Copy each line with the word "from" in it.

--- begin ---

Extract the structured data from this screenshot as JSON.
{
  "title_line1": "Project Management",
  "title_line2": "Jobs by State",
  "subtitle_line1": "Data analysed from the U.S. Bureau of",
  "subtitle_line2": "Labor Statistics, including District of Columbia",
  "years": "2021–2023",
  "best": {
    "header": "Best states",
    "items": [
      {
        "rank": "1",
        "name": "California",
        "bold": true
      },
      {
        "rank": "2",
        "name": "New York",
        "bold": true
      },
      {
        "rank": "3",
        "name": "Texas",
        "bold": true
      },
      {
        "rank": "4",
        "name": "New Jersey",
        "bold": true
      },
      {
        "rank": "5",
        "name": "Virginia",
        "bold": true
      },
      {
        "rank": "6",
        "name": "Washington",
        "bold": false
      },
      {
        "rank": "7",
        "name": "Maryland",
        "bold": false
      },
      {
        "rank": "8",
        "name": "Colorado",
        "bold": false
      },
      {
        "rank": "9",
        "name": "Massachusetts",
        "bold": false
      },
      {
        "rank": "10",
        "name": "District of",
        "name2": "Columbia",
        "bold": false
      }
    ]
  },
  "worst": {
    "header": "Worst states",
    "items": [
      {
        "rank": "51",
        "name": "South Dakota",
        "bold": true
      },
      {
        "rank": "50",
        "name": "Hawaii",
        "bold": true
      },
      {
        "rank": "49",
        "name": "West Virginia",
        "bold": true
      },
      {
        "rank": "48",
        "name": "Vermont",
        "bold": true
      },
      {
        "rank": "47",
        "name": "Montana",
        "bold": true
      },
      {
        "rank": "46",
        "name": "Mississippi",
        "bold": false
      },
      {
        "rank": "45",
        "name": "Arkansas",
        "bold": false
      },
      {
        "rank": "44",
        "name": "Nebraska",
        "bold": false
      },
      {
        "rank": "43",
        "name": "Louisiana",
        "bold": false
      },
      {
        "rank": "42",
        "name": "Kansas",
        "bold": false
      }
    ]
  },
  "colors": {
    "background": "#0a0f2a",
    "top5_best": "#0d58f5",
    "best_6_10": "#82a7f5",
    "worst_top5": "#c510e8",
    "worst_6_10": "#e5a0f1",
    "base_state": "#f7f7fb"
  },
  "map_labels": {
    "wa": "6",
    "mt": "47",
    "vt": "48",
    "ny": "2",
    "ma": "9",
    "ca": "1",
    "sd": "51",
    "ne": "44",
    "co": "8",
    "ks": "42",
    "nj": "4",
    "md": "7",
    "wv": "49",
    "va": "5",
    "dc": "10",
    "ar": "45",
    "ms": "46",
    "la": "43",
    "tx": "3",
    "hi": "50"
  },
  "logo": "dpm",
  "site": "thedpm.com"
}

--- end ---

### RESULT OF THE TASK
Extract the structured data from this screenshot as JSON.
  "subtitle_line1": "Data analysed from the U.S. Bureau of",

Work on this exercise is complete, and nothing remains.